>> START Exercise inputs

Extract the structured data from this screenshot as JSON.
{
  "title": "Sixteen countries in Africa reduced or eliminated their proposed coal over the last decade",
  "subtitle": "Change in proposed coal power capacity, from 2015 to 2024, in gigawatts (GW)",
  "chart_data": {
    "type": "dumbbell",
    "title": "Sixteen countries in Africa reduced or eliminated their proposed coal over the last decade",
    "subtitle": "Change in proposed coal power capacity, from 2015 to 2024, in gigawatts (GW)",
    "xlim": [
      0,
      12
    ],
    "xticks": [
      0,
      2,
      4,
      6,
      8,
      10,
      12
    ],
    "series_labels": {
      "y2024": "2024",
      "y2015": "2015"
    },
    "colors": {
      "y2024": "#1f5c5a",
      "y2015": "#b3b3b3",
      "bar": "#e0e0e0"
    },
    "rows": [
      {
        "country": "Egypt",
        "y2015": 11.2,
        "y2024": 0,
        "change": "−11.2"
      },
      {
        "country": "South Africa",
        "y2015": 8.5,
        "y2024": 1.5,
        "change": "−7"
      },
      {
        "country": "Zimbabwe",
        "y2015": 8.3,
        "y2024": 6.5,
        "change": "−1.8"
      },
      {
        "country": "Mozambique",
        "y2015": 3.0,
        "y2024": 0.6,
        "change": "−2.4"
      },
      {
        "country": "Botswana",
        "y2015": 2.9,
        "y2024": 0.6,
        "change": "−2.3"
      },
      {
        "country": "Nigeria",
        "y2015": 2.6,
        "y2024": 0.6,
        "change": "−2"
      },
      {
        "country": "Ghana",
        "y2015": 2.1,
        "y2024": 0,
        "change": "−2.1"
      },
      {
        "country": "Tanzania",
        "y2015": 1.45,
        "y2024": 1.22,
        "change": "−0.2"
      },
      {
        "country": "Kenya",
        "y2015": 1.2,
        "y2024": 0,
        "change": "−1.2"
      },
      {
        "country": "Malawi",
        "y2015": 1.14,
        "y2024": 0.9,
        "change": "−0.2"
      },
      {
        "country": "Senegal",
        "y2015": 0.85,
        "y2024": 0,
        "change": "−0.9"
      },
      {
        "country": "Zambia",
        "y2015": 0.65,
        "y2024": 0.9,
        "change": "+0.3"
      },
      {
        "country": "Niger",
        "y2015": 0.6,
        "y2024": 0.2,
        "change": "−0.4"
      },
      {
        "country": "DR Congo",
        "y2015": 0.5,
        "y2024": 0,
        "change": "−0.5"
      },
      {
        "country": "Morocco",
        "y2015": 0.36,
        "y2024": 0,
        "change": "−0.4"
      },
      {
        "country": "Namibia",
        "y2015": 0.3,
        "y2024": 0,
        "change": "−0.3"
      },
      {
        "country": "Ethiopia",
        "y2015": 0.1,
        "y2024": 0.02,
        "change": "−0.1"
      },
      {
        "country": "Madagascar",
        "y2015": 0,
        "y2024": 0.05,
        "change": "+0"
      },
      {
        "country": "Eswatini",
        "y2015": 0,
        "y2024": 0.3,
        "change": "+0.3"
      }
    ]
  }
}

>> END Exercise inputs

Extract all of the data shown above without alteration.

Extract the structured data from this screenshot as JSON.
{
  "title": "Sixteen countries in Africa reduced or eliminated their proposed coal over the last decade",
  "subtitle": "Change in proposed coal power capacity, from 2015 to 2024, in gigawatts (GW)",
  "chart_data": {
    "type": "dumbbell",
    "title": "Sixteen countries in Africa reduced or eliminated their proposed coal over the last decade",
    "subtitle": "Change in proposed coal power capacity, from 2015 to 2024, in gigawatts (GW)",
    "xlim": [
      0,
      12
    ],
    "xticks": [
      0,
      2,
      4,
      6,
      8,
      10,
      12
    ],
    "series_labels": {
      "y2024": "2024",
      "y2015": "2015"
    },
    "colors": {
      "y2024": "#1f5c5a",
      "y2015": "#b3b3b3",
      "bar": "#e0e0e0"
    },
    "rows": [
      {
        "country": "Egypt",
        "y2015": 11.2,
        "y2024": 0,
        "change": "−11.2"
      },
      {
        "country": "South Africa",
        "y2015": 8.5,
        "y2024": 1.5,
        "change": "−7"
      },
      {
        "country": "Zimbabwe",
        "y2015": 8.3,
        "y2024": 6.5,
        "change": "−1.8"
      },
      {
        "country": "Mozambique",
        "y2015": 3.0,
        "y2024": 0.6,
        "change": "−2.4"
      },
      {
        "country": "Botswana",
        "y2015": 2.9,
        "y2024": 0.6,
        "change": "−2.3"
      },
      {
        "country": "Nigeria",
        "y2015": 2.6,
        "y2024": 0.6,
        "change": "−2"
      },
      {
        "country": "Ghana",
        "y2015": 2.1,
        "y2024": 0,
        "change": "−2.1"
      },
      {
        "country": "Tanzania",
        "y2015": 1.45,
        "y2024": 1.22,
        "change": "−0.2"
      },
      {
        "country": "Kenya",
        "y2015": 1.2,
        "y2024": 0,
        "change": "−1.2"
      },
      {
        "country": "Malawi",
        "y2015": 1.14,
        "y2024": 0.9,
        "change": "−0.2"
      },
      {
        "country": "Senegal",
        "y2015": 0.85,
        "y2024": 0,
        "change": "−0.9"
      },
      {
        "country": "Zambia",
        "y2015": 0.65,
        "y2024": 0.9,
        "change": "+0.3"
      },
      {
        "country": "Niger",
        "y2015": 0.6,
        "y2024": 0.2,
        "change": "−0.4"
      },
      {
        "country": "DR Congo",
        "y2015": 0.5,
        "y2024": 0,
        "change": "−0.5"
      },
      {
        "country": "Morocco",
        "y2015": 0.36,
        "y2024": 0,
        "change": "−0.4"
      },
      {
        "country": "Namibia",
        "y2015": 0.3,
        "y2024": 0,
        "change": "−0.3"
      },
      {
        "country": "Ethiopia",
        "y2015": 0.1,
        "y2024": 0.02,
        "change": "−0.1"
      },
      {
        "country": "Madagascar",
        "y2015": 0,
        "y2024": 0.05,
        "change": "+0"
      },
      {
        "country": "Eswatini",
        "y2015": 0,
        "y2024": 0.3,
        "change": "+0.3"
      }
    ]
  }
}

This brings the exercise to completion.